INSTRUCTION
Reply with one number: the count of lines in the listing that contain the string "Netzwerke".

---------------

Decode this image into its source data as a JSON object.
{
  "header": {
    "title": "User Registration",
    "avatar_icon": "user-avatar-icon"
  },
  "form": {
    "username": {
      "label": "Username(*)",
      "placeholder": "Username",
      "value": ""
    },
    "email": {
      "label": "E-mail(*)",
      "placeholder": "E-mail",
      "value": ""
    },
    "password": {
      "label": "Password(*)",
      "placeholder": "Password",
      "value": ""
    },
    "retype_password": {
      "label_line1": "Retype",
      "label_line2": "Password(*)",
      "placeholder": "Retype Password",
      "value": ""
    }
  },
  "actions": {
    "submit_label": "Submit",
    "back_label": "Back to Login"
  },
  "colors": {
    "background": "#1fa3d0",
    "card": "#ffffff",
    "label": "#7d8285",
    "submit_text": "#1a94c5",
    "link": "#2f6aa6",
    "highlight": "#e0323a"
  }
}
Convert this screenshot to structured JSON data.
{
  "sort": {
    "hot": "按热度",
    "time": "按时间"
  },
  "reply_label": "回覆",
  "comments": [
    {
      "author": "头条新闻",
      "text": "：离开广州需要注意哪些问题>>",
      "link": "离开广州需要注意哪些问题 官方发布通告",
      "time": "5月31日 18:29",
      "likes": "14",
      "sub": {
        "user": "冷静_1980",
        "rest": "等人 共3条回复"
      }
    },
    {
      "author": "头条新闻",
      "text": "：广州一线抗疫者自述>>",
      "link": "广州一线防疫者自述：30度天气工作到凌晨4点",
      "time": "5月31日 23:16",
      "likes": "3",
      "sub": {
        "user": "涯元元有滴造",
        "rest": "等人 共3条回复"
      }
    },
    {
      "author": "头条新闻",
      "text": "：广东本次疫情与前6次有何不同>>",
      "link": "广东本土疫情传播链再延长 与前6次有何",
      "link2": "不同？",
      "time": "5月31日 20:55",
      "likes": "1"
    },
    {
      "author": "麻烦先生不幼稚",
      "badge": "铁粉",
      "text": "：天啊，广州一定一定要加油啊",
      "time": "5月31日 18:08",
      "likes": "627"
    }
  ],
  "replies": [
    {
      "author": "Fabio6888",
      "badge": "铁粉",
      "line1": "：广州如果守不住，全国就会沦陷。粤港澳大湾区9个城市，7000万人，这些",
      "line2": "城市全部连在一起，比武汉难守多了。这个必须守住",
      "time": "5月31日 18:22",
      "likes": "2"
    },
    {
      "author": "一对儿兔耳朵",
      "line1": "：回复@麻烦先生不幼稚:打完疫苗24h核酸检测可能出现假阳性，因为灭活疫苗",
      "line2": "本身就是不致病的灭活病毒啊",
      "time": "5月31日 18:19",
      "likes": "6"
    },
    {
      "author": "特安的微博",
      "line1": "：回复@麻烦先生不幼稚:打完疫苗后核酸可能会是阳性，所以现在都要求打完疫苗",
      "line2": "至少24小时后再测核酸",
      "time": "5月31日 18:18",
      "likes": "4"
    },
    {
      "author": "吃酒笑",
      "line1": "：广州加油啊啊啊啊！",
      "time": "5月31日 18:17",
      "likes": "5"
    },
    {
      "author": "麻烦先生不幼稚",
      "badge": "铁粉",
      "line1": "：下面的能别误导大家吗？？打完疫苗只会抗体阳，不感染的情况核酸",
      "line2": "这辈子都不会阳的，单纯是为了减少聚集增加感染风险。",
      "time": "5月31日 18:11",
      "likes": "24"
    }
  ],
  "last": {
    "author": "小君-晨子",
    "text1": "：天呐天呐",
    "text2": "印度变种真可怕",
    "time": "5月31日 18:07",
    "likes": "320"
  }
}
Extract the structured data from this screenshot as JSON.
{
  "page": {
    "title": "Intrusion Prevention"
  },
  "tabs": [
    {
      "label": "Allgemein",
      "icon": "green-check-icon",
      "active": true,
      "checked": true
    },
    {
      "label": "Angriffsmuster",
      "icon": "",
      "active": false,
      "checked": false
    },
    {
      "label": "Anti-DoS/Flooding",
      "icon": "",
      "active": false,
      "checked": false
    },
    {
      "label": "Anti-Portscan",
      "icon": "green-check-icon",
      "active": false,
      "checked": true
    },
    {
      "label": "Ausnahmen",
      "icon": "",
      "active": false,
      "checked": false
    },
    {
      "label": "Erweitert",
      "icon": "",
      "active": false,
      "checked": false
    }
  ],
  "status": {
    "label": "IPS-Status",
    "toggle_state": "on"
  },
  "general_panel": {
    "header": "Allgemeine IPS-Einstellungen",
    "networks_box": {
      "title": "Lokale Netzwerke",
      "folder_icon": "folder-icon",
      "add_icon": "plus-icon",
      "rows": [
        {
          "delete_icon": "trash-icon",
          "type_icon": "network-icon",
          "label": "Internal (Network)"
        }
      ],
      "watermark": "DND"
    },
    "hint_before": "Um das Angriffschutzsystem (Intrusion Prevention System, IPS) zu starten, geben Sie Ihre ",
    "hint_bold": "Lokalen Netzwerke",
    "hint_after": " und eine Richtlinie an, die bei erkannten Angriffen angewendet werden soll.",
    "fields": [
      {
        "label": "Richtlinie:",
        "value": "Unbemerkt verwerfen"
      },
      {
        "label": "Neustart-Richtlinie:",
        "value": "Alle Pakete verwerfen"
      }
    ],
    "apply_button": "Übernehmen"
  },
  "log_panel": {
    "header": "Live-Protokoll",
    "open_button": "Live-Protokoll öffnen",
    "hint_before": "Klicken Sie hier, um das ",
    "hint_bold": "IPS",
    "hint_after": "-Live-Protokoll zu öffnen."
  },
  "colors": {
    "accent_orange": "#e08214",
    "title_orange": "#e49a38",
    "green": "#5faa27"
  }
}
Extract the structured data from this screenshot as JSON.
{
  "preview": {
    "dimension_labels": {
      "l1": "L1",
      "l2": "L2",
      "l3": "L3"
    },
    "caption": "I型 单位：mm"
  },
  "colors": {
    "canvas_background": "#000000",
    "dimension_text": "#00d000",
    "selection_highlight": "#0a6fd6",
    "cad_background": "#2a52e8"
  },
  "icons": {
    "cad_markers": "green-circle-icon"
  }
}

---------------

SOLUTION TO THE PROBLEM
2